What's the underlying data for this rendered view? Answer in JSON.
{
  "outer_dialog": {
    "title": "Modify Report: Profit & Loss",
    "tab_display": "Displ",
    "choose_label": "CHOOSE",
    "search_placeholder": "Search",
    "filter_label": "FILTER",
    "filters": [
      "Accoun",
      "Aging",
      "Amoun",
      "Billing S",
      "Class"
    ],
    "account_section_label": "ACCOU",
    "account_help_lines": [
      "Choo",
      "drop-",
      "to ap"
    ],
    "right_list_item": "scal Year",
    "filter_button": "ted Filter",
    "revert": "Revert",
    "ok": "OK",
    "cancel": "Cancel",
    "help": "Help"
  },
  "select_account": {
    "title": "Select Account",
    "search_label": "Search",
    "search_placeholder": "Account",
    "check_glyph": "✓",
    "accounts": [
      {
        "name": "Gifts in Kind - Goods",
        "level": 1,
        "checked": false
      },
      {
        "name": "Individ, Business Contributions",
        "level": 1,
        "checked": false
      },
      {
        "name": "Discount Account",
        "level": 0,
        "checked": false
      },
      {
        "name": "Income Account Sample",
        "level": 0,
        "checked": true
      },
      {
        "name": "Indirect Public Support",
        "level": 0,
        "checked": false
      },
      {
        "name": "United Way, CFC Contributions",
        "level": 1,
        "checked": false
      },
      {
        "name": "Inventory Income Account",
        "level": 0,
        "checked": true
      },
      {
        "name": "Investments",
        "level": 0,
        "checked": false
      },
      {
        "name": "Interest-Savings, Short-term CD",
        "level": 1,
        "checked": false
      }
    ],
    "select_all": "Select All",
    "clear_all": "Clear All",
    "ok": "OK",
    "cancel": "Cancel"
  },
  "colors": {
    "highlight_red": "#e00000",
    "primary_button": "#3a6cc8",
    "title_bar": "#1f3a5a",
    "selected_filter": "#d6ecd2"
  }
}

——————————

- _Work instructions_:
Of the lines in the listing above, how many hold the string "name"? Reply with the number only.

- _Output for this task_:
9